→ Work to be completed
Rewrite the lines starting with the one containing "Patent image size: (650, 1386)." and going on through the one containing "The temporary layer 44 is at (378, 453).", replacing "lagging" with "stuttering" and leaving everything else unchanged.

→ Stored records

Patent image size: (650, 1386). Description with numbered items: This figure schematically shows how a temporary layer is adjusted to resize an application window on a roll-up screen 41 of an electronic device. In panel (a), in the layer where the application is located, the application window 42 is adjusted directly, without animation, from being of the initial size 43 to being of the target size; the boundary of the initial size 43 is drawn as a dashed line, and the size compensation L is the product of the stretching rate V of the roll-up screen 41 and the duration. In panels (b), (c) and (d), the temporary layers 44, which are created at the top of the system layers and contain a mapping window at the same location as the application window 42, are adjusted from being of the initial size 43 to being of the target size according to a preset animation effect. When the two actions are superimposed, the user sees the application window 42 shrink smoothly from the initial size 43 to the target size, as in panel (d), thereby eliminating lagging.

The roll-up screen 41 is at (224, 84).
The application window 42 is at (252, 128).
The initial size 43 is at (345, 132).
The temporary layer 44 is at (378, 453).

---

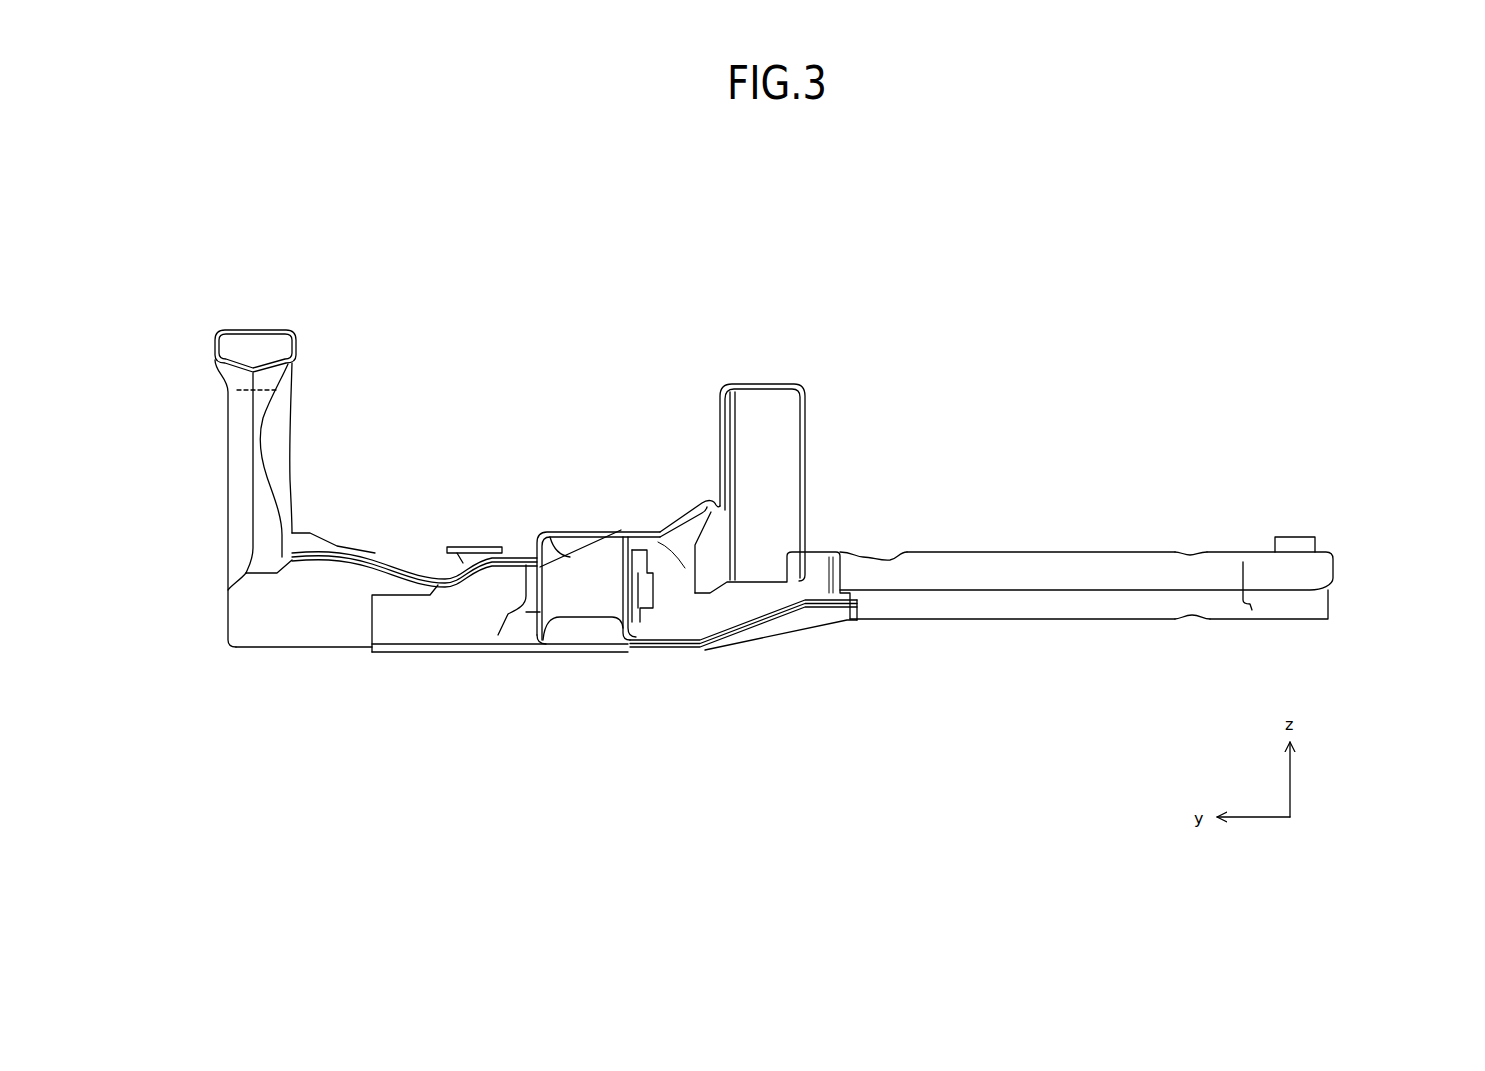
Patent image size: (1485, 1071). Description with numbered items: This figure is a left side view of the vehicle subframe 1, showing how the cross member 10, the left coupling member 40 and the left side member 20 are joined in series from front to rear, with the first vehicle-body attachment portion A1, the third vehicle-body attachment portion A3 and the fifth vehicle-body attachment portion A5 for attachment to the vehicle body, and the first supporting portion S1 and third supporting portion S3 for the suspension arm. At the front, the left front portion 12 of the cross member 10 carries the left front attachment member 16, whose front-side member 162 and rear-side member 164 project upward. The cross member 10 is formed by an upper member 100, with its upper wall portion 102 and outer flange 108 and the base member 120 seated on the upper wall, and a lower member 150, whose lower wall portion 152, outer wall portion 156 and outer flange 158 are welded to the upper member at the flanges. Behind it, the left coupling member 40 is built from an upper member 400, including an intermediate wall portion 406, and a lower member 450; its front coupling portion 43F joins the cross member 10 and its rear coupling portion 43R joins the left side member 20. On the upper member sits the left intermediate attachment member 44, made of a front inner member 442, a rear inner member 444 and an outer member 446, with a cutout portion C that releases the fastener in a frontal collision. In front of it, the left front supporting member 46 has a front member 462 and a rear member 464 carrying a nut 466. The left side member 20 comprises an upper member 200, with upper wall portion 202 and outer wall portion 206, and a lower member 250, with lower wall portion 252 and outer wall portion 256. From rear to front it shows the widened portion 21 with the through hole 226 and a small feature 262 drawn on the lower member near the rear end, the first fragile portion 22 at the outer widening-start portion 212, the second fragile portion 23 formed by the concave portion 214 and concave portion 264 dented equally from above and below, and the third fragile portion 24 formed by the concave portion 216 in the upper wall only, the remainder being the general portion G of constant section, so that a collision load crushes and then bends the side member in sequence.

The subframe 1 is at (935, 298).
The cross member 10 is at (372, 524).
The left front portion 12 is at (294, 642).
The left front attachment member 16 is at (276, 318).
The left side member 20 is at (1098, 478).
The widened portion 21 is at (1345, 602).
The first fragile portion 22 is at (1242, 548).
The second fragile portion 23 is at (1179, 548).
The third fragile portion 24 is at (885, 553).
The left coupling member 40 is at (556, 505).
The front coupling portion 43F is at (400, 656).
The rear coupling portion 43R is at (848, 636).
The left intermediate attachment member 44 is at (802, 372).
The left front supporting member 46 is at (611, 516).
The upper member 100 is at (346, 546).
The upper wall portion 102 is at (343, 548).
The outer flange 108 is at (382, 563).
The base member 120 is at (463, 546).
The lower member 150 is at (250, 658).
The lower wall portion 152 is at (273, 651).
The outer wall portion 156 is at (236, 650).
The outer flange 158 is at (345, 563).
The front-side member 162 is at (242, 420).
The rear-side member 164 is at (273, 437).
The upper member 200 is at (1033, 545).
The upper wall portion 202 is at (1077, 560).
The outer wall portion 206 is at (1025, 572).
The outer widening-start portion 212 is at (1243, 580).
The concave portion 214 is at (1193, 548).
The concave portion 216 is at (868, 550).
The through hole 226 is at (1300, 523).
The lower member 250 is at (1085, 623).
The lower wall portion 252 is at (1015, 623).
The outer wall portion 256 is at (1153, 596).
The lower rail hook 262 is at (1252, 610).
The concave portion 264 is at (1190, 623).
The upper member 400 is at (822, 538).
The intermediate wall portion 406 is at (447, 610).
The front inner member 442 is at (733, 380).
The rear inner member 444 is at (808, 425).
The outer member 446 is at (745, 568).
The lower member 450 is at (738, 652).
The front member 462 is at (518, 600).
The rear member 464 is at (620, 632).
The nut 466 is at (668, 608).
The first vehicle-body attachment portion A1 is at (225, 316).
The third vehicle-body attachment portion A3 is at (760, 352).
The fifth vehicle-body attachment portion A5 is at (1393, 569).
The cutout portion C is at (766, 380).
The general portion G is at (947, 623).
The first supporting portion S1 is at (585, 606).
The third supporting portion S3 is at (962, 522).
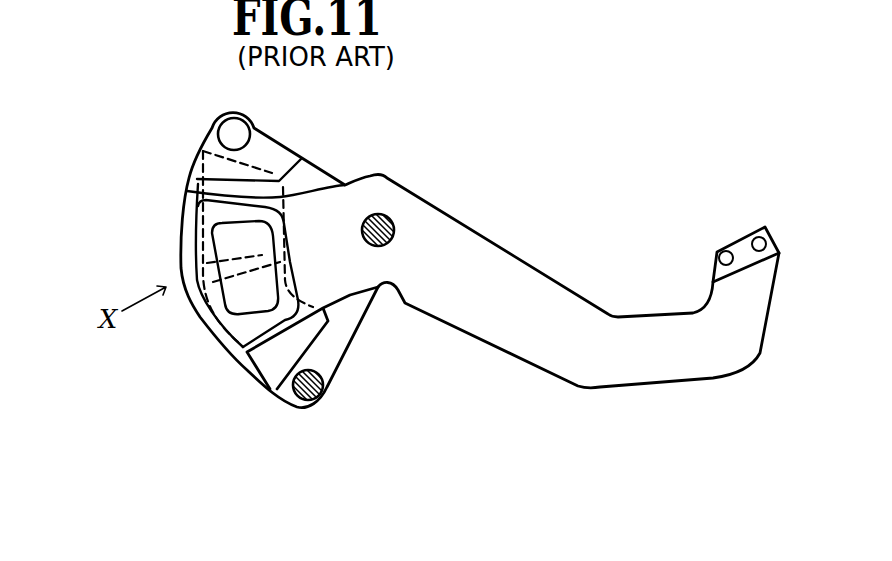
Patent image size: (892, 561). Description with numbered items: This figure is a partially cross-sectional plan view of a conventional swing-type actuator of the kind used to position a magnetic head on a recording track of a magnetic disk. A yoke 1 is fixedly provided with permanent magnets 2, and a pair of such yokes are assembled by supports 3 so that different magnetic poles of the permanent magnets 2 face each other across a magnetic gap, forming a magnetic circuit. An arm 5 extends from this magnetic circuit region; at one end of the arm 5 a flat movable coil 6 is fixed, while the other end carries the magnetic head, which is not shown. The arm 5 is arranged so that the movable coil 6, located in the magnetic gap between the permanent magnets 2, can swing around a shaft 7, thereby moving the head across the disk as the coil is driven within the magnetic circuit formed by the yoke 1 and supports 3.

→ Solved exercise
Patent image size: (650, 1386). Description with numbered items: This figure schematically shows how a temporary layer is adjusted to resize an application window on a roll-up screen 41 of an electronic device. In panel (a), in the layer where the application is located, the application window 42 is adjusted directly, without animation, from being of the initial size 43 to being of the target size; the boundary of the initial size 43 is drawn as a dashed line, and the size compensation L is the product of the stretching rate V of the roll-up screen 41 and the duration. In panels (b), (c) and (d), the temporary layers 44, which are created at the top of the system layers and contain a mapping window at the same location as the application window 42, are adjusted from being of the initial size 43 to being of the target size according to a preset animation effect. When the two actions are superimposed, the user sees the application window 42 shrink smoothly from the initial size 43 to the target size, as in panel (d), thereby eliminating stuttering.

The roll-up screen 41 is at (224, 84).
The application window 42 is at (252, 128).
The initial size 43 is at (345, 132).
The temporary layer 44 is at (378, 453).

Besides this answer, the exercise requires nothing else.